### Data lines
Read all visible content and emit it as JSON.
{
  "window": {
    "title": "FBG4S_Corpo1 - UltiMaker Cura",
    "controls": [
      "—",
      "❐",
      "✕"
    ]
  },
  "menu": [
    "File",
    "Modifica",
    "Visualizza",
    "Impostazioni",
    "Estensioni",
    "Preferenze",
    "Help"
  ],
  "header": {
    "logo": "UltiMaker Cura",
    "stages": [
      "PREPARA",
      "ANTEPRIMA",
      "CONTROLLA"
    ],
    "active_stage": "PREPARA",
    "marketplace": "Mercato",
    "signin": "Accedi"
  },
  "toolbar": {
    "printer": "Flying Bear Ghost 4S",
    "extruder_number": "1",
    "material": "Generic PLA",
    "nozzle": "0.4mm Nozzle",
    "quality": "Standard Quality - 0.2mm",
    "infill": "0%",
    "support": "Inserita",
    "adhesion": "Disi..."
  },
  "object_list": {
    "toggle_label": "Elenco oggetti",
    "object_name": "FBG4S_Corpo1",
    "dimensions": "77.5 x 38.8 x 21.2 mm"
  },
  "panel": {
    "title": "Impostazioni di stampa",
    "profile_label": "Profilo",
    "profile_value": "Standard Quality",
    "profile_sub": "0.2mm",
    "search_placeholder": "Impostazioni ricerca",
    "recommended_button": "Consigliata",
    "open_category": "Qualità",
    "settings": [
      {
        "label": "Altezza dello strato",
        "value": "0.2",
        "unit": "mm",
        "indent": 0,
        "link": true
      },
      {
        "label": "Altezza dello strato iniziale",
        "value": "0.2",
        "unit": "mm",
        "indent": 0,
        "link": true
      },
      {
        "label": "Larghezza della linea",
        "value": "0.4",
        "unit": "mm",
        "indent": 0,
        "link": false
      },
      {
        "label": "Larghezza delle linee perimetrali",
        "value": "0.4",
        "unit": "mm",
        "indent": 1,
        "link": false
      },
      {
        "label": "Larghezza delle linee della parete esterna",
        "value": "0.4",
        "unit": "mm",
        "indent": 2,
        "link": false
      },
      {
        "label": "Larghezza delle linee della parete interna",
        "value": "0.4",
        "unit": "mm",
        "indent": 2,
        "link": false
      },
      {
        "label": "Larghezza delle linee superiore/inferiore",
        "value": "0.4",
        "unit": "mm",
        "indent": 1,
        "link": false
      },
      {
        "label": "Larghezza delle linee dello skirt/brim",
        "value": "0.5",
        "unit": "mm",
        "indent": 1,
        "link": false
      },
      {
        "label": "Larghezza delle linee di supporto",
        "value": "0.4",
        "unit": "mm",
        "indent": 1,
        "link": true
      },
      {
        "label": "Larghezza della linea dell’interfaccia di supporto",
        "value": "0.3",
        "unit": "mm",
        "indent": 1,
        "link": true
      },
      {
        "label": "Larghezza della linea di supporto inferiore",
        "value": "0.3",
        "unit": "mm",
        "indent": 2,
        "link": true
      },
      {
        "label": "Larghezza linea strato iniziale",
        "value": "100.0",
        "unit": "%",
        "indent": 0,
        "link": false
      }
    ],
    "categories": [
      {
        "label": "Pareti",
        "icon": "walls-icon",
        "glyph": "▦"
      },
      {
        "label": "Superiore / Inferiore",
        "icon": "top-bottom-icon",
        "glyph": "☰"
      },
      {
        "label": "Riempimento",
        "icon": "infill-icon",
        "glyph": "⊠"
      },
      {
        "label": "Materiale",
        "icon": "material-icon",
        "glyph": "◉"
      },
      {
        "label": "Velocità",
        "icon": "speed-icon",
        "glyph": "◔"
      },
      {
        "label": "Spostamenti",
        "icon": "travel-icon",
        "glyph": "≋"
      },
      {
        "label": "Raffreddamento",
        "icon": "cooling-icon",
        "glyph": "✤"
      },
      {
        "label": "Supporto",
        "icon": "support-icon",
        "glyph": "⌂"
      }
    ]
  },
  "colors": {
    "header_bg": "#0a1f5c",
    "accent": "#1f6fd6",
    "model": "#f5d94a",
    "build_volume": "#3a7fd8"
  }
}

### The problem
Each line of the listing should be echoed back exactly.

### Task output
Read all visible content and emit it as JSON.
{
  "window": {
    "title": "FBG4S_Corpo1 - UltiMaker Cura",
    "controls": [
      "—",
      "❐",
      "✕"
    ]
  },
  "menu": [
    "File",
    "Modifica",
    "Visualizza",
    "Impostazioni",
    "Estensioni",
    "Preferenze",
    "Help"
  ],
  "header": {
    "logo": "UltiMaker Cura",
    "stages": [
      "PREPARA",
      "ANTEPRIMA",
      "CONTROLLA"
    ],
    "active_stage": "PREPARA",
    "marketplace": "Mercato",
    "signin": "Accedi"
  },
  "toolbar": {
    "printer": "Flying Bear Ghost 4S",
    "extruder_number": "1",
    "material": "Generic PLA",
    "nozzle": "0.4mm Nozzle",
    "quality": "Standard Quality - 0.2mm",
    "infill": "0%",
    "support": "Inserita",
    "adhesion": "Disi..."
  },
  "object_list": {
    "toggle_label": "Elenco oggetti",
    "object_name": "FBG4S_Corpo1",
    "dimensions": "77.5 x 38.8 x 21.2 mm"
  },
  "panel": {
    "title": "Impostazioni di stampa",
    "profile_label": "Profilo",
    "profile_value": "Standard Quality",
    "profile_sub": "0.2mm",
    "search_placeholder": "Impostazioni ricerca",
    "recommended_button": "Consigliata",
    "open_category": "Qualità",
    "settings": [
      {
        "label": "Altezza dello strato",
        "value": "0.2",
        "unit": "mm",
        "indent": 0,
        "link": true
      },
      {
        "label": "Altezza dello strato iniziale",
        "value": "0.2",
        "unit": "mm",
        "indent": 0,
        "link": true
      },
      {
        "label": "Larghezza della linea",
        "value": "0.4",
        "unit": "mm",
        "indent": 0,
        "link": false
      },
      {
        "label": "Larghezza delle linee perimetrali",
        "value": "0.4",
        "unit": "mm",
        "indent": 1,
        "link": false
      },
      {
        "label": "Larghezza delle linee della parete esterna",
        "value": "0.4",
        "unit": "mm",
        "indent": 2,
        "link": false
      },
      {
        "label": "Larghezza delle linee della parete interna",
        "value": "0.4",
        "unit": "mm",
        "indent": 2,
        "link": false
      },
      {
        "label": "Larghezza delle linee superiore/inferiore",
        "value": "0.4",
        "unit": "mm",
        "indent": 1,
        "link": false
      },
      {
        "label": "Larghezza delle linee dello skirt/brim",
        "value": "0.5",
        "unit": "mm",
        "indent": 1,
        "link": false
      },
      {
        "label": "Larghezza delle linee di supporto",
        "value": "0.4",
        "unit": "mm",
        "indent": 1,
        "link": true
      },
      {
        "label": "Larghezza della linea dell’interfaccia di supporto",
        "value": "0.3",
        "unit": "mm",
        "indent": 1,
        "link": true
      },
      {
        "label": "Larghezza della linea di supporto inferiore",
        "value": "0.3",
        "unit": "mm",
        "indent": 2,
        "link": true
      },
      {
        "label": "Larghezza linea strato iniziale",
        "value": "100.0",
        "unit": "%",
        "indent": 0,
        "link": false
      }
    ],
    "categories": [
      {
        "label": "Pareti",
        "icon": "walls-icon",
        "glyph": "▦"
      },
      {
        "label": "Superiore / Inferiore",
        "icon": "top-bottom-icon",
        "glyph": "☰"
      },
      {
        "label": "Riempimento",
        "icon": "infill-icon",
        "glyph": "⊠"
      },
      {
        "label": "Materiale",
        "icon": "material-icon",
        "glyph": "◉"
      },
      {
        "label": "Velocità",
        "icon": "speed-icon",
        "glyph": "◔"
      },
      {
        "label": "Spostamenti",
        "icon": "travel-icon",
        "glyph": "≋"
      },
      {
        "label": "Raffreddamento",
        "icon": "cooling-icon",
        "glyph": "✤"
      },
      {
        "label": "Supporto",
        "icon": "support-icon",
        "glyph": "⌂"
      }
    ]
  },
  "colors": {
    "header_bg": "#0a1f5c",
    "accent": "#1f6fd6",
    "model": "#f5d94a",
    "build_volume": "#3a7fd8"
  }
}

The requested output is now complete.